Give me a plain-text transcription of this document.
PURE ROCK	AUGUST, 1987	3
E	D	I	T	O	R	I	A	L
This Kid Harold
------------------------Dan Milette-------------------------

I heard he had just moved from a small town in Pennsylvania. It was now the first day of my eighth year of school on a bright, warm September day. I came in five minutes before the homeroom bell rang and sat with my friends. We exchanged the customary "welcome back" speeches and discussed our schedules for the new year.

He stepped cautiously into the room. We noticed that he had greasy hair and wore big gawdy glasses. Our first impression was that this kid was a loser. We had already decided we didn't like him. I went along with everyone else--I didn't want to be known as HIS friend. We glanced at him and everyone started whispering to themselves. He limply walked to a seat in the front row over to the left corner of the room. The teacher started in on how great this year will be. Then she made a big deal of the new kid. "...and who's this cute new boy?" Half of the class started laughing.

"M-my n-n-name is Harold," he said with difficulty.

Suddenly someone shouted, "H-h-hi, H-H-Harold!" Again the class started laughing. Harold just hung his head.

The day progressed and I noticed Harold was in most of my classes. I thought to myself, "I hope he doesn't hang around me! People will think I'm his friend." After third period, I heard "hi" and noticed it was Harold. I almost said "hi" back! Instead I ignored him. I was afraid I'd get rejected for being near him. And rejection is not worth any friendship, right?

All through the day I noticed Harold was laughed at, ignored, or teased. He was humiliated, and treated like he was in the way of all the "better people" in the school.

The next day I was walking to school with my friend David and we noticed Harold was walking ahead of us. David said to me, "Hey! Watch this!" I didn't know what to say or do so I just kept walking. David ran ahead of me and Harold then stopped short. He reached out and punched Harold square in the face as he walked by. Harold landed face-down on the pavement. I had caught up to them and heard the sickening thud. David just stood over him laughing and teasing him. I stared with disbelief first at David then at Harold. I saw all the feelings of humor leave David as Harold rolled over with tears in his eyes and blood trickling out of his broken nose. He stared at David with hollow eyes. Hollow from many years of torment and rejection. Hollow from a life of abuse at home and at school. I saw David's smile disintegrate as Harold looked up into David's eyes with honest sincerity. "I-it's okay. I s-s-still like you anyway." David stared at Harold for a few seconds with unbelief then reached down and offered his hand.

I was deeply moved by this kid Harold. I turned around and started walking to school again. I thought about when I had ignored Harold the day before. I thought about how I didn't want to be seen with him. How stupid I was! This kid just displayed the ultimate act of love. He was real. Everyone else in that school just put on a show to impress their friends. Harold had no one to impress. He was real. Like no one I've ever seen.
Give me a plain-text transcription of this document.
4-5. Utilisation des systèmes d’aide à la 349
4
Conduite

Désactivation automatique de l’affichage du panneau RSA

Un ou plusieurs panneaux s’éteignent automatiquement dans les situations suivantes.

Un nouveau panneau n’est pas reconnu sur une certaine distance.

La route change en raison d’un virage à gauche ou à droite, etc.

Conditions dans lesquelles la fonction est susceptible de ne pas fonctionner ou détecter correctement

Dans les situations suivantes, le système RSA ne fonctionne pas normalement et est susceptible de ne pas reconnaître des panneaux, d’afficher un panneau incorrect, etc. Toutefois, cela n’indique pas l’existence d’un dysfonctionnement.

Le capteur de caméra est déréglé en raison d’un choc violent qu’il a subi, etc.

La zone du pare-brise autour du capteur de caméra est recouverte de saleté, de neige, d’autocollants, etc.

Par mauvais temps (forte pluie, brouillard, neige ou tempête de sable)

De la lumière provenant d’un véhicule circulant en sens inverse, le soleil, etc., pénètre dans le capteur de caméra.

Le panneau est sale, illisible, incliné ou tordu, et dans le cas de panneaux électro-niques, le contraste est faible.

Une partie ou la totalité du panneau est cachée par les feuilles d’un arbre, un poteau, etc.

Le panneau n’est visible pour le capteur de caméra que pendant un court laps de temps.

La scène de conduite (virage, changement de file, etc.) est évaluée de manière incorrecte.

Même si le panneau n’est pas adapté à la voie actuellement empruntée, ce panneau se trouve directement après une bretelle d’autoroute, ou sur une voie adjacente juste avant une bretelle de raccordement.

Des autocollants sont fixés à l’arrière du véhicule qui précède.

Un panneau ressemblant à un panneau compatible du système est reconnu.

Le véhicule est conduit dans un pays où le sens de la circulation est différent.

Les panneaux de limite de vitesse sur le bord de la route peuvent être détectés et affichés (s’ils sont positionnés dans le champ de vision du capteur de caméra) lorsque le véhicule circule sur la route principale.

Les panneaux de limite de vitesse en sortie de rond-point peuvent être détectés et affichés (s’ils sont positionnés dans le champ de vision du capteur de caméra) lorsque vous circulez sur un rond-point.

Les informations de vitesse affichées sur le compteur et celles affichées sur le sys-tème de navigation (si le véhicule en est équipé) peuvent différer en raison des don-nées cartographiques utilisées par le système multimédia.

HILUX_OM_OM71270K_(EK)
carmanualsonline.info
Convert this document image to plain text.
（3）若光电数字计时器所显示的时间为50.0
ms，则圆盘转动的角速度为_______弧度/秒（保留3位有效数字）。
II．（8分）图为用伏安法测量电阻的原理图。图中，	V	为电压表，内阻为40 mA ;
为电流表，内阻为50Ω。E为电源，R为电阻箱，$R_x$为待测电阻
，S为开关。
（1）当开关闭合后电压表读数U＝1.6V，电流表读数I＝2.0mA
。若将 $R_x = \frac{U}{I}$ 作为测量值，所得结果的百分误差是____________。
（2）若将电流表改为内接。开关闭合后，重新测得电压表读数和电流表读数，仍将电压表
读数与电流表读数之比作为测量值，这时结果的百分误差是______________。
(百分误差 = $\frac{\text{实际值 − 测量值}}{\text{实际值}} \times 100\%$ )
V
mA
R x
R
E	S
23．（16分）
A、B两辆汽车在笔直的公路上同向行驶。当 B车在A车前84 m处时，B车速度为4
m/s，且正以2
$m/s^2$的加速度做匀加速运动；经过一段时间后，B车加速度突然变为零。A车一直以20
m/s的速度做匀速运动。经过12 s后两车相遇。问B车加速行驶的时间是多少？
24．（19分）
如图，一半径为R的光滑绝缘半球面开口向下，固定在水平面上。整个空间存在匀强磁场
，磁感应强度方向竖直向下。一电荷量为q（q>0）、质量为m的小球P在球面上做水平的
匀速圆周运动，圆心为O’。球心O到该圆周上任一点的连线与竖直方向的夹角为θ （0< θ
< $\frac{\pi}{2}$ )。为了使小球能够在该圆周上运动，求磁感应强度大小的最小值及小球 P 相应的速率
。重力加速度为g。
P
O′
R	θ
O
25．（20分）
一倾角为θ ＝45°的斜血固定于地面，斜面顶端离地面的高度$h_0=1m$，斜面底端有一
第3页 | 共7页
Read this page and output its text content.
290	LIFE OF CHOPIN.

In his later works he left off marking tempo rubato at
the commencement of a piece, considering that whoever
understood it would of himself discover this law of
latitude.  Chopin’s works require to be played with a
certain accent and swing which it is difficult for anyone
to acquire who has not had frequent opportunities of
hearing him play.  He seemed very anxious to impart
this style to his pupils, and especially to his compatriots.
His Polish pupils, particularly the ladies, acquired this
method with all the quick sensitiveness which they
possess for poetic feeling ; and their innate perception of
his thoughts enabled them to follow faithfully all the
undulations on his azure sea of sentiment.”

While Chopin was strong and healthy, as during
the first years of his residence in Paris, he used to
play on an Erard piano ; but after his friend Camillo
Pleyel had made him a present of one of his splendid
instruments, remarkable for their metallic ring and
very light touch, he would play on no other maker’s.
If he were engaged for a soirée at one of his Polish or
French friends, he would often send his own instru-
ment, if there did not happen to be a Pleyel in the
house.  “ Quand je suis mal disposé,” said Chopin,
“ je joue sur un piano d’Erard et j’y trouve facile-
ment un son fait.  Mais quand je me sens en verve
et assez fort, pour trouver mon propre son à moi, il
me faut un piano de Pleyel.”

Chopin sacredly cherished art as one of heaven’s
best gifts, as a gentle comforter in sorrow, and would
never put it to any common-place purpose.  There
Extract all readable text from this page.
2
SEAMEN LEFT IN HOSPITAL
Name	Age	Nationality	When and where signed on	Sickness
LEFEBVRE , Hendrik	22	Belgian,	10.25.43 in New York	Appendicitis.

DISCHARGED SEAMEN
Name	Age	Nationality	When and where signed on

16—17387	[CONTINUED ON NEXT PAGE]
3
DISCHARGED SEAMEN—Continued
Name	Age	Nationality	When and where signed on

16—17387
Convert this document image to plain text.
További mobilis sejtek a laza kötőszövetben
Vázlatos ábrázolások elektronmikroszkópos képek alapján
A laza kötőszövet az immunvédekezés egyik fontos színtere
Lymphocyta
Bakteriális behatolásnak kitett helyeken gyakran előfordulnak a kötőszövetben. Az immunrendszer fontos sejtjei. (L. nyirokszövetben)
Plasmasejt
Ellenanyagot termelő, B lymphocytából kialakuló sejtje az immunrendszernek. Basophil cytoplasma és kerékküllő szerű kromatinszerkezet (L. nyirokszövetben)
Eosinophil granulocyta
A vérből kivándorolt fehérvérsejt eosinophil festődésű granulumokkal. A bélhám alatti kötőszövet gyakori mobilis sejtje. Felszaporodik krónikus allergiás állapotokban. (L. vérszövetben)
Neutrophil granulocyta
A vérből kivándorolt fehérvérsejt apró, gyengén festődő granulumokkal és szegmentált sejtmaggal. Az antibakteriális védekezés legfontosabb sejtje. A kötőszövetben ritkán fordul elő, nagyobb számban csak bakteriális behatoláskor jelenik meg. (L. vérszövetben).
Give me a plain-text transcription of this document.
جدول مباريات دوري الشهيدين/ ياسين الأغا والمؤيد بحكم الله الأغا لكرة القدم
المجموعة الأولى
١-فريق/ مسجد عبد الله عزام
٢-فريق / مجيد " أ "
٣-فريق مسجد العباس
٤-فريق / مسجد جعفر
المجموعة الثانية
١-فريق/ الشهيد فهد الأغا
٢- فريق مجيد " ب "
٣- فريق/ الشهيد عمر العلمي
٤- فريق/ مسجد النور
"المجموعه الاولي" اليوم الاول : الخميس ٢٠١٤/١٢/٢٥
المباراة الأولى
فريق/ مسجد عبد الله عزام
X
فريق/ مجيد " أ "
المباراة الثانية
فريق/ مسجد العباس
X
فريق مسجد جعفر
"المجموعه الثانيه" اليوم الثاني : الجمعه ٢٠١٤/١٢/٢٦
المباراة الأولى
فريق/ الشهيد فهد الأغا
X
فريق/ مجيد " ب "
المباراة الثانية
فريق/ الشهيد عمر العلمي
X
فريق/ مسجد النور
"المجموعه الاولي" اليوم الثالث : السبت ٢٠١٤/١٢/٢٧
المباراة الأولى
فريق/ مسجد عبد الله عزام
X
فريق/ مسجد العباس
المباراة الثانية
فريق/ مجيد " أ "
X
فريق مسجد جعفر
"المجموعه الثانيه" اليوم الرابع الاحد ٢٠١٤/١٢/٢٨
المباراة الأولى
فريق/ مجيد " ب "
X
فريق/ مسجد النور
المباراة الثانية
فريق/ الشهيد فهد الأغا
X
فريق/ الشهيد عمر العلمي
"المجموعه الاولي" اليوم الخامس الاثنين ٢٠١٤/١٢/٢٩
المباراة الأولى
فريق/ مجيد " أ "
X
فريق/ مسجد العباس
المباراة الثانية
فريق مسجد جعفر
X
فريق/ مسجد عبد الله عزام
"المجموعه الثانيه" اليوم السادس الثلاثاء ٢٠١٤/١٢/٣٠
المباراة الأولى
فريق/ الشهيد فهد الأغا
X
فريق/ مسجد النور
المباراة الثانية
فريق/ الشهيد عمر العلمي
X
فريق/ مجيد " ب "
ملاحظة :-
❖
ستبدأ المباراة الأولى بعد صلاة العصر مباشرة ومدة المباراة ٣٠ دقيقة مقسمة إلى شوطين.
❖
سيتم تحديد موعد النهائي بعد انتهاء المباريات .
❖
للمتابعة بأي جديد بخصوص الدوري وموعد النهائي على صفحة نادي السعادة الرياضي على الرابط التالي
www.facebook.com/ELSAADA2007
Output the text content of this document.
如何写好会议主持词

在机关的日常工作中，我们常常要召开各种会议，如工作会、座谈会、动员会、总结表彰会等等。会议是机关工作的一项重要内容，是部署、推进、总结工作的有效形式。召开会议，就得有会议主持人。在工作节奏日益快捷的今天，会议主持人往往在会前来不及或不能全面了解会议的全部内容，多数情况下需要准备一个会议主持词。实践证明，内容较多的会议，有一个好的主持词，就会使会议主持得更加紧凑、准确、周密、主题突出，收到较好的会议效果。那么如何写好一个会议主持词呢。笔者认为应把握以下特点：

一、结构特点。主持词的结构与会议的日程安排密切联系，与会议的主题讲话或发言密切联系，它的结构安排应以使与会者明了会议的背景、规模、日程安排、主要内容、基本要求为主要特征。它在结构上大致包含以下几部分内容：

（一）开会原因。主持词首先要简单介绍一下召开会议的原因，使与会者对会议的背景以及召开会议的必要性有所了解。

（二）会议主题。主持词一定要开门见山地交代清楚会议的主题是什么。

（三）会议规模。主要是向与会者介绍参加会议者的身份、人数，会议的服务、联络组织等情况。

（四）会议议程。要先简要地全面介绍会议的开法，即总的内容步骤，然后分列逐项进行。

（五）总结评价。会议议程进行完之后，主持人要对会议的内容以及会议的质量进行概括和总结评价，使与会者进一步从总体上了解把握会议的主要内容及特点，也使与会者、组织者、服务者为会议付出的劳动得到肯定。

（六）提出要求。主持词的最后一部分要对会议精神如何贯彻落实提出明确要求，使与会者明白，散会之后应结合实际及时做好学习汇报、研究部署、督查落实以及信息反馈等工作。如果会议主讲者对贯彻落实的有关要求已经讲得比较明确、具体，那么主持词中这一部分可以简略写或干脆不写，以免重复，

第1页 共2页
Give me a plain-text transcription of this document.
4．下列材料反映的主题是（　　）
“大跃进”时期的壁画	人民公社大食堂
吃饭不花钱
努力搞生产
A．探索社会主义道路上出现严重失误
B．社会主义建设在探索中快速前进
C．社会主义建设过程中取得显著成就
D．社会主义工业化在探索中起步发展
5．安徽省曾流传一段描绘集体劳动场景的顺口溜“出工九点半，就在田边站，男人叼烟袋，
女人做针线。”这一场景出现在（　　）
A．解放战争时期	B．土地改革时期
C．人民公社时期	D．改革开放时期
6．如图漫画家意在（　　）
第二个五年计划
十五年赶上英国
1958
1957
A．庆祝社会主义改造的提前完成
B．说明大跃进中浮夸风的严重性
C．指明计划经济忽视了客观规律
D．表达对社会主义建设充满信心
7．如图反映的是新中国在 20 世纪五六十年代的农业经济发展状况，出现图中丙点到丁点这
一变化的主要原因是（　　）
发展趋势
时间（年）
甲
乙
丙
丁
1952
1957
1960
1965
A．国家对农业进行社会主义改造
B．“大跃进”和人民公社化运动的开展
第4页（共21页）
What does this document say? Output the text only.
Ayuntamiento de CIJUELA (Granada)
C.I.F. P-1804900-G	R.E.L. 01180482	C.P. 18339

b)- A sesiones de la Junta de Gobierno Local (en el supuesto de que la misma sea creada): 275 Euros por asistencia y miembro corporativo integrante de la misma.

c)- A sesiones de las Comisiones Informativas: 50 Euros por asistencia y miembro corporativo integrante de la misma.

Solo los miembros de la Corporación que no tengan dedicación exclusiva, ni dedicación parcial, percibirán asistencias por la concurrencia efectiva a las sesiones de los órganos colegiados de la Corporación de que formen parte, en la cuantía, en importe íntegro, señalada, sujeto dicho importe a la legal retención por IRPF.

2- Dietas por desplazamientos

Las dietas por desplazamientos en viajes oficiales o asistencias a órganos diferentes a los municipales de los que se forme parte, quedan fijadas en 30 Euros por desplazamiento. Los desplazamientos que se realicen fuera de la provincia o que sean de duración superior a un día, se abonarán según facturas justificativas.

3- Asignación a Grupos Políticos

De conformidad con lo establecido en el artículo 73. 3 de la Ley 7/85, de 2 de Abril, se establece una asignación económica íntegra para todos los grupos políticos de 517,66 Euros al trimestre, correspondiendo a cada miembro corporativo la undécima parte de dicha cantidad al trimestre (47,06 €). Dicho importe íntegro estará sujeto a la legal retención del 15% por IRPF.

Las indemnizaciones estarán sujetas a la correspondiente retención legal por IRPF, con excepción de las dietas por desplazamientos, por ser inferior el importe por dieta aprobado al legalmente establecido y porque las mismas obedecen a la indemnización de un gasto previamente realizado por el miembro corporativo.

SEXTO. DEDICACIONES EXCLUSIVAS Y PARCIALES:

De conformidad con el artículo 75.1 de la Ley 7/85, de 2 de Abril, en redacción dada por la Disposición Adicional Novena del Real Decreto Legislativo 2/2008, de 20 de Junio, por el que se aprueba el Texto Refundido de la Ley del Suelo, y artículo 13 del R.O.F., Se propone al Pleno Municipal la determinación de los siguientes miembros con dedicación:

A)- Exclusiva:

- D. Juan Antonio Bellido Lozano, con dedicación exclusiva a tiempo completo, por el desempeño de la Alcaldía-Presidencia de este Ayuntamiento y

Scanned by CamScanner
---+---
▶ _What is being asked_
In the listing, find every line containing the word "susceptible" and list it.

▶ _Answer below_
Conditions dans lesquelles la fonction est susceptible de ne pas fonctionner ou détecter correctement
Dans les situations suivantes, le système RSA ne fonctionne pas normalement et est susceptible de ne pas reconnaître des panneaux, d’afficher un panneau incorrect, etc. Toutefois, cela n’indique pas l’existence d’un dysfonctionnement.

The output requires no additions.